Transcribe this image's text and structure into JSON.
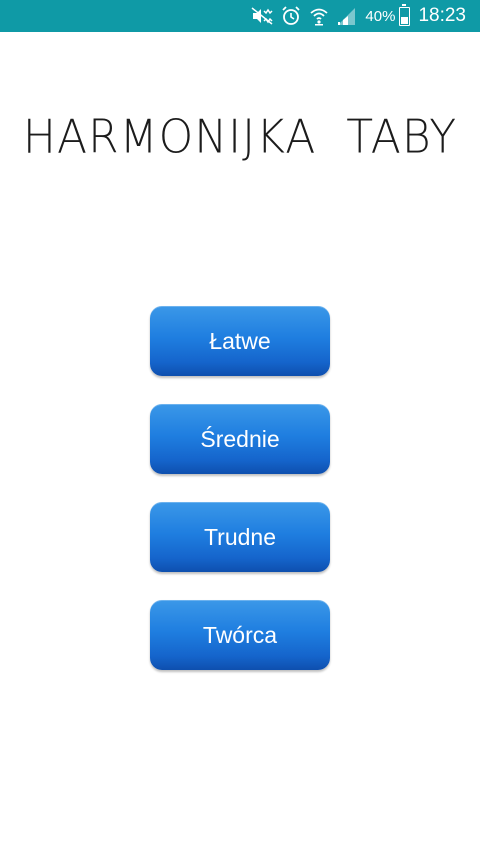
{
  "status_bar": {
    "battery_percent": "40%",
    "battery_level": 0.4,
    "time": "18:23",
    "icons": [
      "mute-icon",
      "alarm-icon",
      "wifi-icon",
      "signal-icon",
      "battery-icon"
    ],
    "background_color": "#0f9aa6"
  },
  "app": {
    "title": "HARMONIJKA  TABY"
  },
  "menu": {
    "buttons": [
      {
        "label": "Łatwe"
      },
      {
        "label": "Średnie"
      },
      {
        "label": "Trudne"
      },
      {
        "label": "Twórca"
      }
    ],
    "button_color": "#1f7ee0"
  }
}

--

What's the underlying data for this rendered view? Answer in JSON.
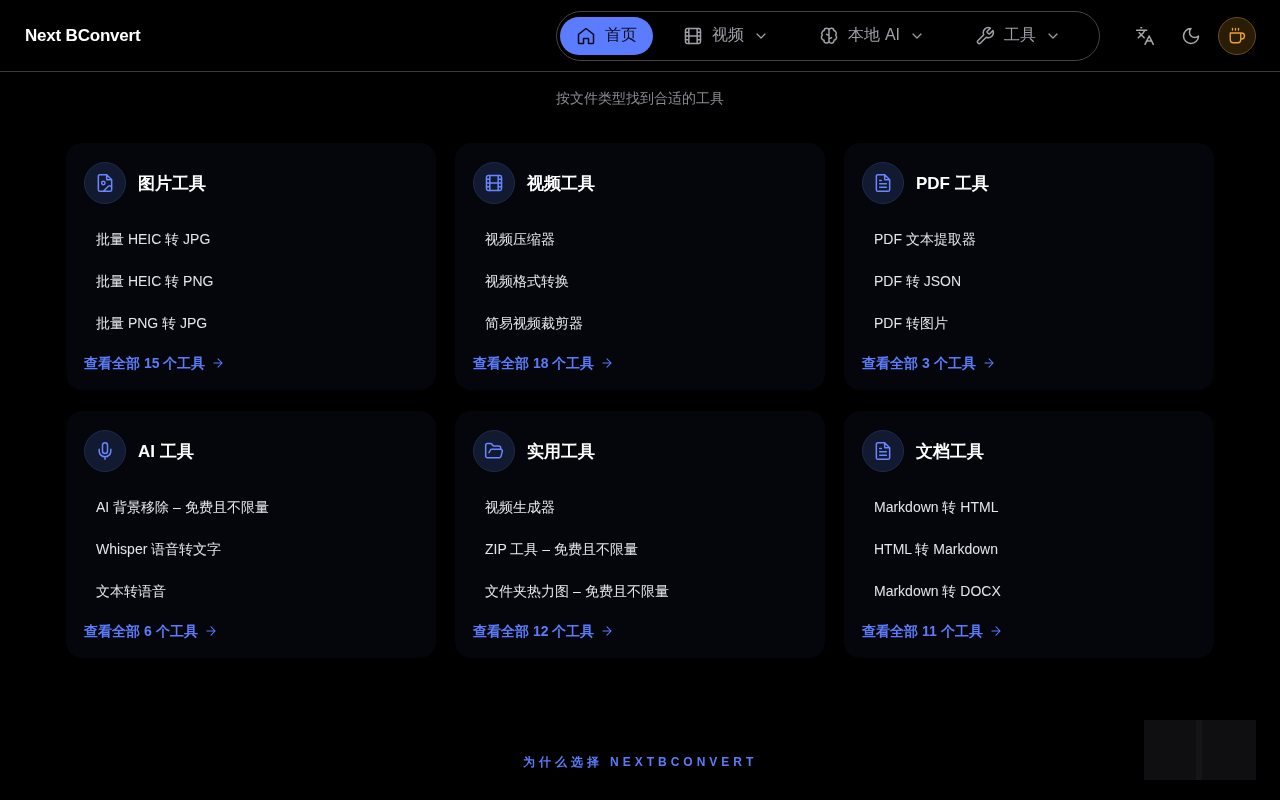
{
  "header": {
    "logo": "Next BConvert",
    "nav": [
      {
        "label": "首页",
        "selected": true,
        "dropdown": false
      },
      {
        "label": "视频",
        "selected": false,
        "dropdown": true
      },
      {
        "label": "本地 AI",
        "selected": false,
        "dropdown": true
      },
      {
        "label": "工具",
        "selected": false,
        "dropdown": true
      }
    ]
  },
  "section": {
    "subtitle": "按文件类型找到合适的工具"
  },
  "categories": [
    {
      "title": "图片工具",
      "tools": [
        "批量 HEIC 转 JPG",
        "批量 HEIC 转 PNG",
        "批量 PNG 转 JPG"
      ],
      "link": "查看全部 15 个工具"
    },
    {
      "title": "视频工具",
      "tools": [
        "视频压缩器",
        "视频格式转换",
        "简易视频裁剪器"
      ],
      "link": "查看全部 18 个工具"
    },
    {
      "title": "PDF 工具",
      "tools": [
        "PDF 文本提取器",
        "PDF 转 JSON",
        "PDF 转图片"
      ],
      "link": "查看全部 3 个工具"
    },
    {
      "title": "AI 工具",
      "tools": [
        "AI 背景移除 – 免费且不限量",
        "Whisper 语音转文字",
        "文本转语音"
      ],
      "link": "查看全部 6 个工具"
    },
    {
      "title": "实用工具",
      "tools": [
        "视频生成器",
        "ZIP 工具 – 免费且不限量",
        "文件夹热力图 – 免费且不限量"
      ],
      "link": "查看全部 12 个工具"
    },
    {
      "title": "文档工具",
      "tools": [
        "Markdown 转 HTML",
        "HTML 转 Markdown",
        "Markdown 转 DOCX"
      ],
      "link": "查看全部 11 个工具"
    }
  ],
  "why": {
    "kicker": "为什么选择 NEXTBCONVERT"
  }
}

Objective:
Above are the records; copy every line in them that holds the word "this".

Response:
Transcribe this image's text and structure into JSON.
What's the underlying data for this rendered view? Answer in JSON.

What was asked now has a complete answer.